## TEXT BLOCK:
****************************************

But it’s the art-maker, not the artwork, that grips and unsettles the gathering at Chelsea Factory. “The art world hiding from A.I. and taking a moral position that refuses to engage isn’t helpful,” Tim Marlow, director and chief executive of the Design Museum, told Artnet News. “Showcasing the technology and letting people see what Ai-Da is capable of is important. It’s awe-inspiring and, yes, unnerving.”
If Freud located the “uncanny” in familiar objects that withheld a secret or alien quality, Ai-Da plays the part with almost comic faithfulness. She presents like the quintessential art student sporting an immaculate bob haircut and painter’s overalls that are cuffed at the ankle. To watch Ai-Da paint and answer questions creates the sense of an artist, a feeling of something at work that is more than an algorithm choosing the next brushstroke, the best contextual answer, even if intellectually we know this to be untrue. It leaves us scrambling for agency and in a space of uncomfortable ambivalence.
This interactivity, and the uncanniness it instils in viewers, has made Ai-Da an extremely well-traveled robot. Her New York trip follows previous sojourns to the Great Pyramid of Giza, the Venice Biennale, the House of Lords, and Abu Dhabi’s Culture Summit. Mainstream art attention, however, arrived when Marlow, searching for something arresting to fill the Design Museum’s minimalist atrium after COVID lockdowns, brought in Ai-Da alongside explanatory videos and examples of her work.
The response was electric, Marlow said, but lacked a live performance, something audiences repeatedly asked for. This itch has now been scratched. Over the four days of “Saw This, Made This” in London, the museum welcomed 8,000 visitors, half of whom sat and watched paint dry for a remarkably long period of time.

****************************************

## PROVIDED MATERIAL:
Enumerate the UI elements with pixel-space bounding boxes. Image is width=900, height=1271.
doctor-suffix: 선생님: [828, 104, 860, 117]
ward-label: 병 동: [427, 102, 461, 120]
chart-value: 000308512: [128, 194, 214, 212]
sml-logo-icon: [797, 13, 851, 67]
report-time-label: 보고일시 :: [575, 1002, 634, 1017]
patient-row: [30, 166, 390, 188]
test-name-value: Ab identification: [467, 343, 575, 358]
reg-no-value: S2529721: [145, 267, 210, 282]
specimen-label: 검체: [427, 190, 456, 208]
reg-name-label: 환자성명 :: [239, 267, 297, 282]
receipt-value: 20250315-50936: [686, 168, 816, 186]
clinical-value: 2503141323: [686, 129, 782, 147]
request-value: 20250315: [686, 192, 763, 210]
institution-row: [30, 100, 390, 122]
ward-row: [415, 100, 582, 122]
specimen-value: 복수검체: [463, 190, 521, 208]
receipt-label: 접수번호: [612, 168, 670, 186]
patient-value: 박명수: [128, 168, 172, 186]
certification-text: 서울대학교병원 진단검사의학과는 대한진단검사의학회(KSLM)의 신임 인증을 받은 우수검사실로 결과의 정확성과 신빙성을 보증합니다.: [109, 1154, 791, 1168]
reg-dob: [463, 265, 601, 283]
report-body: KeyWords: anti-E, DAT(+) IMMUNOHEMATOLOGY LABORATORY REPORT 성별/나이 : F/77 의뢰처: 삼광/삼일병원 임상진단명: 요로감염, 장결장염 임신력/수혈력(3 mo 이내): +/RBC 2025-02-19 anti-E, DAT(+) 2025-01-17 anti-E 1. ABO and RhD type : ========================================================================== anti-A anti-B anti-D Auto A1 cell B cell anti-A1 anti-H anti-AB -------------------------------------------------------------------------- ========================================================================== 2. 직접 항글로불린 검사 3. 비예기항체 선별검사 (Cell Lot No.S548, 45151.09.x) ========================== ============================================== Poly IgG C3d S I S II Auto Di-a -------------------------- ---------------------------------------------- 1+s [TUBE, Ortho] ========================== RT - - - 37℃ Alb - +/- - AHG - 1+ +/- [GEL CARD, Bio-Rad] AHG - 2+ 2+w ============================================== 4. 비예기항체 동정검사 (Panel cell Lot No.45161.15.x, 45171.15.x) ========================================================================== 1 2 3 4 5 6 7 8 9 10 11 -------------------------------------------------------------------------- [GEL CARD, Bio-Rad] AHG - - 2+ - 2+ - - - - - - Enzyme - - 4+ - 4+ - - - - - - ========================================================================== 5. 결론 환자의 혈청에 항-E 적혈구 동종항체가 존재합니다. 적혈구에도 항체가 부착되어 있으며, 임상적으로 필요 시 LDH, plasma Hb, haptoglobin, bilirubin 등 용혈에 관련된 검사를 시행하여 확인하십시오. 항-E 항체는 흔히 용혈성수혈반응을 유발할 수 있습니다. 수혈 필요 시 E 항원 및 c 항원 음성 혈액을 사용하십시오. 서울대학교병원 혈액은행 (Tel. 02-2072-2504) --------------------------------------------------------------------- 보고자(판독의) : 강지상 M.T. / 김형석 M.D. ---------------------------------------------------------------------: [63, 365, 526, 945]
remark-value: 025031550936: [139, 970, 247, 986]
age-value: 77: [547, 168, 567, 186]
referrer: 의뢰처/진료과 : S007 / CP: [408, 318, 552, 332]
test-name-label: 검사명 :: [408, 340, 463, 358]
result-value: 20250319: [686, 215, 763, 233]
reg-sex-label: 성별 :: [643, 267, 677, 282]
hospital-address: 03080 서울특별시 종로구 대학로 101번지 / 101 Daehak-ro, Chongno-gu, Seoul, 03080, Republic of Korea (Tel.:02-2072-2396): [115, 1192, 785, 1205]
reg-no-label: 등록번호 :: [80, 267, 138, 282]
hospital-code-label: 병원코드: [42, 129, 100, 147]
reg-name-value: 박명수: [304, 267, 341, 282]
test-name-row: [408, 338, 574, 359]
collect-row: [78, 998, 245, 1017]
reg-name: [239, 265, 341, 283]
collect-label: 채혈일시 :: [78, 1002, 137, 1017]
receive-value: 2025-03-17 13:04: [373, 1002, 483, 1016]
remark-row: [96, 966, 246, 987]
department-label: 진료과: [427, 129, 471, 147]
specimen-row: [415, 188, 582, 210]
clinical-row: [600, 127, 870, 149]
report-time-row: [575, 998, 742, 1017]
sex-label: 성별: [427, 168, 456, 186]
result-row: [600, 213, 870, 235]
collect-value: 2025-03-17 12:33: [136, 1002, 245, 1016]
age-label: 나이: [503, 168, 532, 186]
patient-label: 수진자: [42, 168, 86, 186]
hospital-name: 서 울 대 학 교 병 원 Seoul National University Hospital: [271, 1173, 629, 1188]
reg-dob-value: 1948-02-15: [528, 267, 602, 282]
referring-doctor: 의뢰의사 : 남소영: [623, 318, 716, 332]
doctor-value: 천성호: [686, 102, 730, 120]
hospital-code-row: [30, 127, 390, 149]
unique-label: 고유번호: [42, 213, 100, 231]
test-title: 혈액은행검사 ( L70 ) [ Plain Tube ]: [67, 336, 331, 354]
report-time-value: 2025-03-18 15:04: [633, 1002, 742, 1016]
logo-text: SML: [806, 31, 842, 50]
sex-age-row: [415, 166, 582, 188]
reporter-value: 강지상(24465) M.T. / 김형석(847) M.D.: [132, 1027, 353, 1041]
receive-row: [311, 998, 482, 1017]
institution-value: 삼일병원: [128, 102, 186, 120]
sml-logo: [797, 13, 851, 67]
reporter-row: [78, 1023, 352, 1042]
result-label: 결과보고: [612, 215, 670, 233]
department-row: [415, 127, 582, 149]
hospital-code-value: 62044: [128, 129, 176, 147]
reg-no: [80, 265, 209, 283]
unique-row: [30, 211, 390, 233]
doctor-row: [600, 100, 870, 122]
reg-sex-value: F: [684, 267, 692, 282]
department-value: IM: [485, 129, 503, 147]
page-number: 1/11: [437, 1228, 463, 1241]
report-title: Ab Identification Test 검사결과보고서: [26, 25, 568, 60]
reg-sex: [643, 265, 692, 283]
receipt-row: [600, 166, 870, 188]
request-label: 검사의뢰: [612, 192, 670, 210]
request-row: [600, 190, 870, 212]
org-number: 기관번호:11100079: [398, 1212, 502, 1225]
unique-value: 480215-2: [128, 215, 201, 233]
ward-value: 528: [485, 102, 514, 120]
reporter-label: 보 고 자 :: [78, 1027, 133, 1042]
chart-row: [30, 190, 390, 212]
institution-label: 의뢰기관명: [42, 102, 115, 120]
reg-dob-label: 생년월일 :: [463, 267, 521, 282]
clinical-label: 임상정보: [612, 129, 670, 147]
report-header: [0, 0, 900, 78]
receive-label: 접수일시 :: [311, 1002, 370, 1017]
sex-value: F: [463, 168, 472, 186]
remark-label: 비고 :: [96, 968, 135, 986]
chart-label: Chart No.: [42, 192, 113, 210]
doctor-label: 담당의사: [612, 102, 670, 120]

****************************************

## WORK REQUEST A:
Reproduce the Ai-Da text above from "The response was" up to and including "period of time.".
## WORK REQUEST B:
Answer these questions about the Ai-Da text above:
(i) What positions does Tim Marlow hold at the Design Museum?
(ii) How many visitors did the museum welcome over the four days of "Saw This, Made This" in London?
(iii) What kind of haircut does Ai-Da sport?

## TASK OUTPUT A:
The response was electric, Marlow said, but lacked a live performance, something audiences repeatedly asked for. This itch has now been scratched. Over the four days of “Saw This, Made This” in London, the museum welcomed 8,000 visitors, half of whom sat and watched paint dry for a remarkably long period of time.

## TASK OUTPUT B:
(i) Director and chief executive
(ii) 8,000
(iii) An immaculate bob